**GIVEN TASK:** Give the entries again exactly, every one of them.

---*---

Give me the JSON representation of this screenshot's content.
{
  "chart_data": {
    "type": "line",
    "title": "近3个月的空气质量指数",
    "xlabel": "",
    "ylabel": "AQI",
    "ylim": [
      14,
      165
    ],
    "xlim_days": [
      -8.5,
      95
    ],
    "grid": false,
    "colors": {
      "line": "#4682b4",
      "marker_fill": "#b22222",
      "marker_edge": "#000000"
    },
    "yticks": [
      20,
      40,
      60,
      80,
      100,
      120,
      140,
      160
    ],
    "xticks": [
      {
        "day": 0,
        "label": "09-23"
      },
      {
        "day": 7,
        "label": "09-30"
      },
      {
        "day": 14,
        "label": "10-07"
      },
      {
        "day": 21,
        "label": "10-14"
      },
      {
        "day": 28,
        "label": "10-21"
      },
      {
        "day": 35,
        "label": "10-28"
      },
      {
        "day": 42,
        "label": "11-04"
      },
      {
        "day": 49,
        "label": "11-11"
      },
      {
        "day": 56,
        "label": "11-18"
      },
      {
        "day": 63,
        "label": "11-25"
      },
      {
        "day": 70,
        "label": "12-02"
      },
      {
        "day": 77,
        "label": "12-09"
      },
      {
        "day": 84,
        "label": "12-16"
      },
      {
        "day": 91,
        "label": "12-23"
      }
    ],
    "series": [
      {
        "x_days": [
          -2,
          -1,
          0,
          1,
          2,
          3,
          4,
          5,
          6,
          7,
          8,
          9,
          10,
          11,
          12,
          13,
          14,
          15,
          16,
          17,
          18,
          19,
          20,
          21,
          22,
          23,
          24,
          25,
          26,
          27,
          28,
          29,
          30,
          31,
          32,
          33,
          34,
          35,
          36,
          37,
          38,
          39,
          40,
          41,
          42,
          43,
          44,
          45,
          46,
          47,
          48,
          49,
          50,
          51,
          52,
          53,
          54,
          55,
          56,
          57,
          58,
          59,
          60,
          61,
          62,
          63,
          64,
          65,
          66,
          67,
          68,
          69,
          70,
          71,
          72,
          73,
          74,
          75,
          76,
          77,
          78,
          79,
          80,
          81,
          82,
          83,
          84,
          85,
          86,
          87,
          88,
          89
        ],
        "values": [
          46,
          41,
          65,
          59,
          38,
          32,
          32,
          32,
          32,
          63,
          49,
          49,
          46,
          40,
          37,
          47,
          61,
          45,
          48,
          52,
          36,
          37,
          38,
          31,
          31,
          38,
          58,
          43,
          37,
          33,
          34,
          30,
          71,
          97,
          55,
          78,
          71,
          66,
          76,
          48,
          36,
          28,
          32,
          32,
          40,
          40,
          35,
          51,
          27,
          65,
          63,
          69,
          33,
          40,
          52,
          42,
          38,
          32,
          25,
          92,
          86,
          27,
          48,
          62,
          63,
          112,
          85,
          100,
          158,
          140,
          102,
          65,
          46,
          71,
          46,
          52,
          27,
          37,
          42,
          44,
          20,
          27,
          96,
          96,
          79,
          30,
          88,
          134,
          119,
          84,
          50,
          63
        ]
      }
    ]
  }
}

---*---

**WRITTEN ANSWER:**
Give me the JSON representation of this screenshot's content.
{
  "chart_data": {
    "type": "line",
    "title": "近3个月的空气质量指数",
    "xlabel": "",
    "ylabel": "AQI",
    "ylim": [
      14,
      165
    ],
    "xlim_days": [
      -8.5,
      95
    ],
    "grid": false,
    "colors": {
      "line": "#4682b4",
      "marker_fill": "#b22222",
      "marker_edge": "#000000"
    },
    "yticks": [
      20,
      40,
      60,
      80,
      100,
      120,
      140,
      160
    ],
    "xticks": [
      {
        "day": 0,
        "label": "09-23"
      },
      {
        "day": 7,
        "label": "09-30"
      },
      {
        "day": 14,
        "label": "10-07"
      },
      {
        "day": 21,
        "label": "10-14"
      },
      {
        "day": 28,
        "label": "10-21"
      },
      {
        "day": 35,
        "label": "10-28"
      },
      {
        "day": 42,
        "label": "11-04"
      },
      {
        "day": 49,
        "label": "11-11"
      },
      {
        "day": 56,
        "label": "11-18"
      },
      {
        "day": 63,
        "label": "11-25"
      },
      {
        "day": 70,
        "label": "12-02"
      },
      {
        "day": 77,
        "label": "12-09"
      },
      {
        "day": 84,
        "label": "12-16"
      },
      {
        "day": 91,
        "label": "12-23"
      }
    ],
    "series": [
      {
        "x_days": [
          -2,
          -1,
          0,
          1,
          2,
          3,
          4,
          5,
          6,
          7,
          8,
          9,
          10,
          11,
          12,
          13,
          14,
          15,
          16,
          17,
          18,
          19,
          20,
          21,
          22,
          23,
          24,
          25,
          26,
          27,
          28,
          29,
          30,
          31,
          32,
          33,
          34,
          35,
          36,
          37,
          38,
          39,
          40,
          41,
          42,
          43,
          44,
          45,
          46,
          47,
          48,
          49,
          50,
          51,
          52,
          53,
          54,
          55,
          56,
          57,
          58,
          59,
          60,
          61,
          62,
          63,
          64,
          65,
          66,
          67,
          68,
          69,
          70,
          71,
          72,
          73,
          74,
          75,
          76,
          77,
          78,
          79,
          80,
          81,
          82,
          83,
          84,
          85,
          86,
          87,
          88,
          89
        ],
        "values": [
          46,
          41,
          65,
          59,
          38,
          32,
          32,
          32,
          32,
          63,
          49,
          49,
          46,
          40,
          37,
          47,
          61,
          45,
          48,
          52,
          36,
          37,
          38,
          31,
          31,
          38,
          58,
          43,
          37,
          33,
          34,
          30,
          71,
          97,
          55,
          78,
          71,
          66,
          76,
          48,
          36,
          28,
          32,
          32,
          40,
          40,
          35,
          51,
          27,
          65,
          63,
          69,
          33,
          40,
          52,
          42,
          38,
          32,
          25,
          92,
          86,
          27,
          48,
          62,
          63,
          112,
          85,
          100,
          158,
          140,
          102,
          65,
          46,
          71,
          46,
          52,
          27,
          37,
          42,
          44,
          20,
          27,
          96,
          96,
          79,
          30,
          88,
          134,
          119,
          84,
          50,
          63
        ]
      }
    ]
  }
}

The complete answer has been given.